### What the exercise asks
Count the lines that hold the string "reinsert". Reply with the number alone.

(Data entries)
____________

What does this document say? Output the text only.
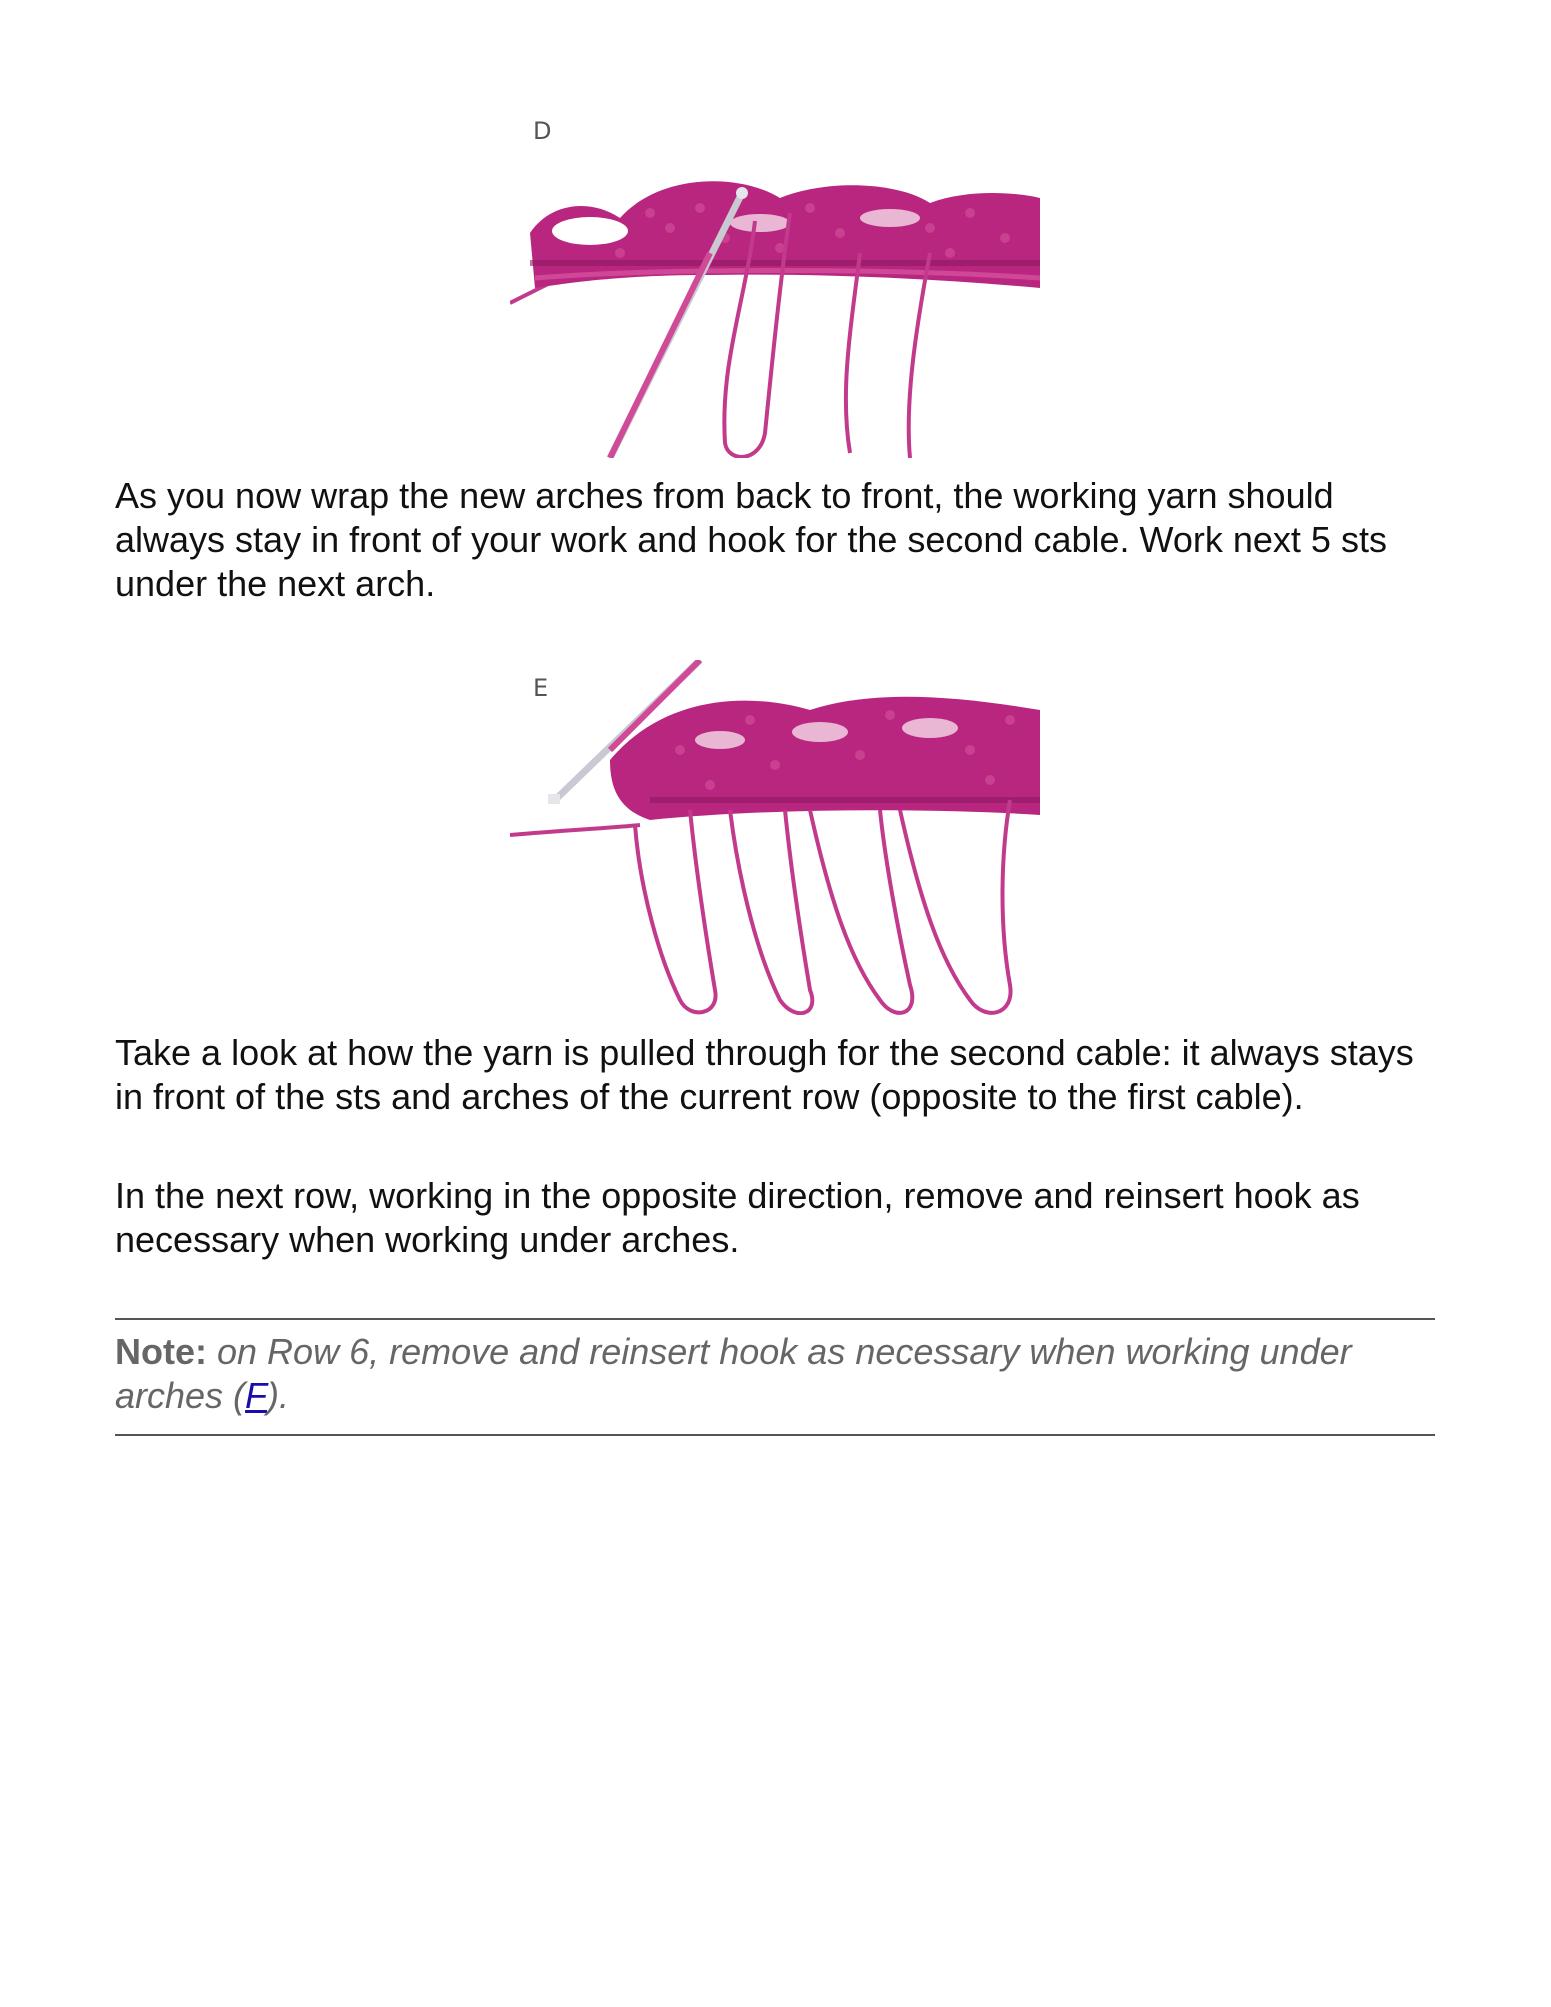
D

As you now wrap the new arches from back to front, the working yarn should always stay in front of your work and hook for the second cable. Work next 5 sts under the next arch.

E

Take a look at how the yarn is pulled through for the second cable: it always stays in front of the sts and arches of the current row (opposite to the first cable).

In the next row, working in the opposite direction, remove and reinsert hook as necessary when working under arches.

Note: on Row 6, remove and reinsert hook as necessary when working under arches (F).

____________

### Problem solution
2